Prompt:
Copy out each line that has "screenshot" in it.

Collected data
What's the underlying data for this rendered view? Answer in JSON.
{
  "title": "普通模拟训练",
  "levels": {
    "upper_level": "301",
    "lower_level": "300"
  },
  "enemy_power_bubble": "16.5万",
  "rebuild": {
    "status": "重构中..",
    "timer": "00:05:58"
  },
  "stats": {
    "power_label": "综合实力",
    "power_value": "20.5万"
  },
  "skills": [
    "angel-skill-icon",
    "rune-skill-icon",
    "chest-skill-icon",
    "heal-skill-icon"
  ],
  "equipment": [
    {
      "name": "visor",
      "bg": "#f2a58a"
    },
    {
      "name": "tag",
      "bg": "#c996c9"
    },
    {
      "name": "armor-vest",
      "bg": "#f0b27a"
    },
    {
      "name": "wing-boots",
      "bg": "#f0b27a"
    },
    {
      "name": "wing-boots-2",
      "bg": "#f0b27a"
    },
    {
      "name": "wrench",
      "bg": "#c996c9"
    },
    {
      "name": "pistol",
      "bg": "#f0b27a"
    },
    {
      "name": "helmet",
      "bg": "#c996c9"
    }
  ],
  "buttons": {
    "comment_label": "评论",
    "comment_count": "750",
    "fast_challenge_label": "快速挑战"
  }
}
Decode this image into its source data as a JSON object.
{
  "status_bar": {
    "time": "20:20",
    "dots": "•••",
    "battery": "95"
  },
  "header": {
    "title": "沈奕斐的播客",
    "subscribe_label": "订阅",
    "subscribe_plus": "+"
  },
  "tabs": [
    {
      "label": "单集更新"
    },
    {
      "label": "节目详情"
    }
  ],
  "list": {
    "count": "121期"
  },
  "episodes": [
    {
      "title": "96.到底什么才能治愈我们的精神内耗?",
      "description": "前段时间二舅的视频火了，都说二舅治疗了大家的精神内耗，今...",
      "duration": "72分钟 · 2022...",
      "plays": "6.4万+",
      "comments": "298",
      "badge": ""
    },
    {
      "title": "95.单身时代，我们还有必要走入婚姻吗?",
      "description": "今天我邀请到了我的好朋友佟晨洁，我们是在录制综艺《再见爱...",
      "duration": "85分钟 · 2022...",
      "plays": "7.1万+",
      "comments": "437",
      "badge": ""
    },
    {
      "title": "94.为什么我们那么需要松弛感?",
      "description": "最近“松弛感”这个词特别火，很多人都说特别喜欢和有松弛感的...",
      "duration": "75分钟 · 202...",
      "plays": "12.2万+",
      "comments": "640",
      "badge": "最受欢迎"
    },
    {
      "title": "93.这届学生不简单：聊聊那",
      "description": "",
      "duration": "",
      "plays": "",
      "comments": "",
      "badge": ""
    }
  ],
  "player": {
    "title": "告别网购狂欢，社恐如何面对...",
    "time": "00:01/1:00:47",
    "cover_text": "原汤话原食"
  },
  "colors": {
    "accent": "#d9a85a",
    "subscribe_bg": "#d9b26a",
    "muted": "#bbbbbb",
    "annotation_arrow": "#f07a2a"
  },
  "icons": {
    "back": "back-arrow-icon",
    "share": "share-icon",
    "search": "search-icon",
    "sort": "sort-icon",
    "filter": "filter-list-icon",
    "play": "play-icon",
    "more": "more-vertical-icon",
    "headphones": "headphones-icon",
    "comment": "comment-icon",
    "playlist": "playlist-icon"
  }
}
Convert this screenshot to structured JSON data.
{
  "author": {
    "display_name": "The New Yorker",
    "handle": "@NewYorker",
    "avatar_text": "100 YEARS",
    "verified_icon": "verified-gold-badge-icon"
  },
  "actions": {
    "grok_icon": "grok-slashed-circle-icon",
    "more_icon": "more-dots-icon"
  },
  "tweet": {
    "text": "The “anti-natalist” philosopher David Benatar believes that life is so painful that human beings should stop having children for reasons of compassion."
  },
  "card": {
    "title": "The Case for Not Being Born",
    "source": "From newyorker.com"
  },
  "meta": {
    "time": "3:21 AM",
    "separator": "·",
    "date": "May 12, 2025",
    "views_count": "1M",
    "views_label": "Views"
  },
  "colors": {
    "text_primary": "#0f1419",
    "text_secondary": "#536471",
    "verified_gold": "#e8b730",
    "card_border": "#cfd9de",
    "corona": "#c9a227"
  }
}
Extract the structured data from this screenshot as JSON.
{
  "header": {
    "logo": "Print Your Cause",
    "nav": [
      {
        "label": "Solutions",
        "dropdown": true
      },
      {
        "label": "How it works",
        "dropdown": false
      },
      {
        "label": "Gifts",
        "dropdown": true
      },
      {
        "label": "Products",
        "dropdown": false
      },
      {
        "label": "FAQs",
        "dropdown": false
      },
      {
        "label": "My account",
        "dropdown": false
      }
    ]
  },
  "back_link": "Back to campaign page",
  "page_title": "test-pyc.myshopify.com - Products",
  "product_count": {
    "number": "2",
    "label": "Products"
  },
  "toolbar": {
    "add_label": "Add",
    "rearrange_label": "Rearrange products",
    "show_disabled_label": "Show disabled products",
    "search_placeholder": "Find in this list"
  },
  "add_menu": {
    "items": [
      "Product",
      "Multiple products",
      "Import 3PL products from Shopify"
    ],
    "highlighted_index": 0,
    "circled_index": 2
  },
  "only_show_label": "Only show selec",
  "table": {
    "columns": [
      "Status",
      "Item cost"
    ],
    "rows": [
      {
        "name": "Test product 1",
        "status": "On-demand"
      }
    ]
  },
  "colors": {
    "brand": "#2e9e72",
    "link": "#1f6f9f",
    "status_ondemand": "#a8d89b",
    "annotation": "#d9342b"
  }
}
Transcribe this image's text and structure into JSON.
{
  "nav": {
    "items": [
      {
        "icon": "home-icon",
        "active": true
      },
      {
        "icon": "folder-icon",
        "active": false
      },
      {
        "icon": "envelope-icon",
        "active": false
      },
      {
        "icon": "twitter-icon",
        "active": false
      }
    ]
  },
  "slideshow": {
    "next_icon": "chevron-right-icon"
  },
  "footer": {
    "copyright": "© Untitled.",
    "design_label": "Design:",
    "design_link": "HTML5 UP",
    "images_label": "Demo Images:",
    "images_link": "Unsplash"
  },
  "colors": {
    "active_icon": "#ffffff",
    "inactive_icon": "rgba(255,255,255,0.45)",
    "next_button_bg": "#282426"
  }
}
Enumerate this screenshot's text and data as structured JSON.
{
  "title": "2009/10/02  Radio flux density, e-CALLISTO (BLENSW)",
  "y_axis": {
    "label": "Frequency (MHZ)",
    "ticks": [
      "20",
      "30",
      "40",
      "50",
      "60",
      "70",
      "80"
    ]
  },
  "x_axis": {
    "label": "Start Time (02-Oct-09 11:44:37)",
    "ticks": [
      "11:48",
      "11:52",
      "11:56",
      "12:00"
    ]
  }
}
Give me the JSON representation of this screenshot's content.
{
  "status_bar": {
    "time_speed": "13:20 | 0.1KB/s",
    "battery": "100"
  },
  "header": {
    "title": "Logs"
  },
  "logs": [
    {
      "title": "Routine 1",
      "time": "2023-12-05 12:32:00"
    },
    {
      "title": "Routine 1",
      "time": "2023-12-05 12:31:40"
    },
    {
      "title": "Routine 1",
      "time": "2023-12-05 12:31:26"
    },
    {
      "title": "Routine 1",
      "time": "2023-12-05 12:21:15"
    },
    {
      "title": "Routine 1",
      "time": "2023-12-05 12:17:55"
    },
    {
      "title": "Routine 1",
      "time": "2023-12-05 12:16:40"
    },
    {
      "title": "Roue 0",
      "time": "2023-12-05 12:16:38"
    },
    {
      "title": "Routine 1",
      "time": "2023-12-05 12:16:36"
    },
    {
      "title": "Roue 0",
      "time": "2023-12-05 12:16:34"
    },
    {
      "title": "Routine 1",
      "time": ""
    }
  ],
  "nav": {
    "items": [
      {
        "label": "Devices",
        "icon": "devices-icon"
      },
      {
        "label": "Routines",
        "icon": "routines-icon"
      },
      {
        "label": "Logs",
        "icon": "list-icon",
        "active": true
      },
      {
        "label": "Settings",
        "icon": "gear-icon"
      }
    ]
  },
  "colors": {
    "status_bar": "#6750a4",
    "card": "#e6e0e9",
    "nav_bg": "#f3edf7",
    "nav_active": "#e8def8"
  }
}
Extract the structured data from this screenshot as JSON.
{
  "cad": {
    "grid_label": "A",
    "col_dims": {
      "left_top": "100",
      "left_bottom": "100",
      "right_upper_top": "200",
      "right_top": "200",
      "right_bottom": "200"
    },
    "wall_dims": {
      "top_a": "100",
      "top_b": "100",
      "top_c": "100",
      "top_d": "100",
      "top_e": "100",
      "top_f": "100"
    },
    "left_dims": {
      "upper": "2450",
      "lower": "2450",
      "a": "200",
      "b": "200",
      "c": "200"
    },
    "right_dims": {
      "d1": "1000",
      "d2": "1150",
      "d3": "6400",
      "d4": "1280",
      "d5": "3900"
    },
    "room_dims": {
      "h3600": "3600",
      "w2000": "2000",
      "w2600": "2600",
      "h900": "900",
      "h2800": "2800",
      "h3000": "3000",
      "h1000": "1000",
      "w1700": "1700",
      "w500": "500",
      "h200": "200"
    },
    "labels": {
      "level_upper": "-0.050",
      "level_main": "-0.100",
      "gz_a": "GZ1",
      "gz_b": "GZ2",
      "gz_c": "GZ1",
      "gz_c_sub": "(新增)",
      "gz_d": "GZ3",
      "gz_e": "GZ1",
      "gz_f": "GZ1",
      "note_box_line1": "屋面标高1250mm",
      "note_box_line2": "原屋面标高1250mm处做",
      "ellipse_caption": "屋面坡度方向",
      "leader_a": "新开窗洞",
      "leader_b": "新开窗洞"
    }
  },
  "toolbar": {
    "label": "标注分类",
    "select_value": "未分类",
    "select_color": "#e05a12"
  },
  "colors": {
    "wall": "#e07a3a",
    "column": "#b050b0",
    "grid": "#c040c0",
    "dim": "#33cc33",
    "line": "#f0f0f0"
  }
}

Output of the exercise:
Convert this screenshot to structured JSON data.
Extract the structured data from this screenshot as JSON.
Enumerate this screenshot's text and data as structured JSON.
Give me the JSON representation of this screenshot's content.
Extract the structured data from this screenshot as JSON.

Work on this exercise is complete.